====== EXTRACTED RECORDS ======

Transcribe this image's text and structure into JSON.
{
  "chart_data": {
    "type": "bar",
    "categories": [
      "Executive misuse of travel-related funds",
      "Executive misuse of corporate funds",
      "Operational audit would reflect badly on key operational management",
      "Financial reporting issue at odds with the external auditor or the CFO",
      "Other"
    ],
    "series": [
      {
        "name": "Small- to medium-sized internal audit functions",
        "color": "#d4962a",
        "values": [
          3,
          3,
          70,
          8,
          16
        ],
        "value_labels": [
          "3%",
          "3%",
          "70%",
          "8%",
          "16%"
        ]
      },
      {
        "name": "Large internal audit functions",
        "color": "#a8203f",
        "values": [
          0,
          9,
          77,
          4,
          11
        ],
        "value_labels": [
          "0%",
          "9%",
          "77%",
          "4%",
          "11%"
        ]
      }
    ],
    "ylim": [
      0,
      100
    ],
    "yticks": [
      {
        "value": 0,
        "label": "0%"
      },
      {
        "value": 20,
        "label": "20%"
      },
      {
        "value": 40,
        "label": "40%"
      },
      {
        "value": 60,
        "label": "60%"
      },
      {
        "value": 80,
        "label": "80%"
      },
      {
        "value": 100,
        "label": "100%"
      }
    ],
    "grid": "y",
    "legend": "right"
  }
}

======

• _THE REQUEST_: Reproduce the records word for word.

• _THE COMPLETED TASK_:
Transcribe this image's text and structure into JSON.
{
  "chart_data": {
    "type": "bar",
    "categories": [
      "Executive misuse of travel-related funds",
      "Executive misuse of corporate funds",
      "Operational audit would reflect badly on key operational management",
      "Financial reporting issue at odds with the external auditor or the CFO",
      "Other"
    ],
    "series": [
      {
        "name": "Small- to medium-sized internal audit functions",
        "color": "#d4962a",
        "values": [
          3,
          3,
          70,
          8,
          16
        ],
        "value_labels": [
          "3%",
          "3%",
          "70%",
          "8%",
          "16%"
        ]
      },
      {
        "name": "Large internal audit functions",
        "color": "#a8203f",
        "values": [
          0,
          9,
          77,
          4,
          11
        ],
        "value_labels": [
          "0%",
          "9%",
          "77%",
          "4%",
          "11%"
        ]
      }
    ],
    "ylim": [
      0,
      100
    ],
    "yticks": [
      {
        "value": 0,
        "label": "0%"
      },
      {
        "value": 20,
        "label": "20%"
      },
      {
        "value": 40,
        "label": "40%"
      },
      {
        "value": 60,
        "label": "60%"
      },
      {
        "value": 80,
        "label": "80%"
      },
      {
        "value": 100,
        "label": "100%"
      }
    ],
    "grid": "y",
    "legend": "right"
  }
}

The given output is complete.